Start Exercise materials

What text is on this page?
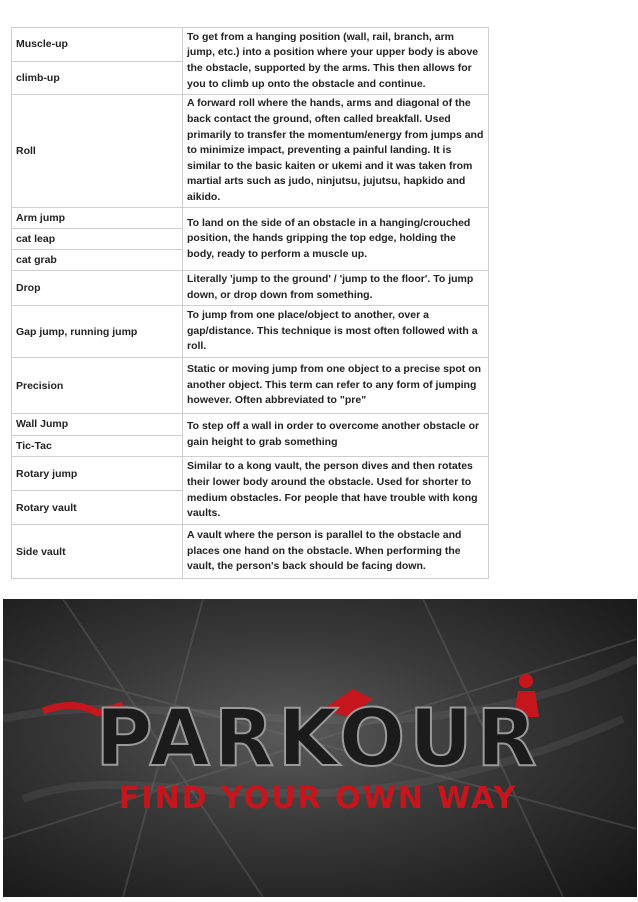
Muscle-up
climb-up
To get from a hanging position (wall, rail, branch, arm jump, etc.) into a position where your upper body is above the obstacle, supported by the arms. This then allows for you to climb up onto the obstacle and continue.
Roll
A forward roll where the hands, arms and diagonal of the back contact the ground, often called breakfall. Used primarily to transfer the momentum/energy from jumps and to minimize impact, preventing a painful landing. It is similar to the basic kaiten or ukemi and it was taken from martial arts such as judo, ninjutsu, jujutsu, hapkido and aikido.
Arm jump
cat leap
cat grab
To land on the side of an obstacle in a hanging/crouched position, the hands gripping the top edge, holding the body, ready to perform a muscle up.
Drop
Literally 'jump to the ground' / 'jump to the floor'. To jump down, or drop down from something.
Gap jump, running jump
To jump from one place/object to another, over a gap/distance. This technique is most often followed with a roll.
Precision
Static or moving jump from one object to a precise spot on another object. This term can refer to any form of jumping however. Often abbreviated to "pre"
Wall Jump
Tic-Tac
To step off a wall in order to overcome another obstacle or gain height to grab something
Rotary jump
Rotary vault
Similar to a kong vault, the person dives and then rotates their lower body around the obstacle. Used for shorter to medium obstacles. For people that have trouble with kong vaults.
Side vault
A vault where the person is parallel to the obstacle and places one hand on the obstacle. When performing the vault, the person's back should be facing down.
PARKOUR
FIND YOUR OWN WAY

End Exercise materials

_Task statement:_
Search the data for "Used". Copy every line that has it.

_Response to the exercise:_
A forward roll where the hands, arms and diagonal of the back contact the ground, often called breakfall. Used primarily to transfer the momentum/energy from jumps and to minimize impact, preventing a painful landing. It is similar to the basic kaiten or ukemi and it was taken from martial arts such as judo, ninjutsu, jujutsu, hapkido and aikido.
Similar to a kong vault, the person dives and then rotates their lower body around the obstacle. Used for shorter to medium obstacles. For people that have trouble with kong vaults.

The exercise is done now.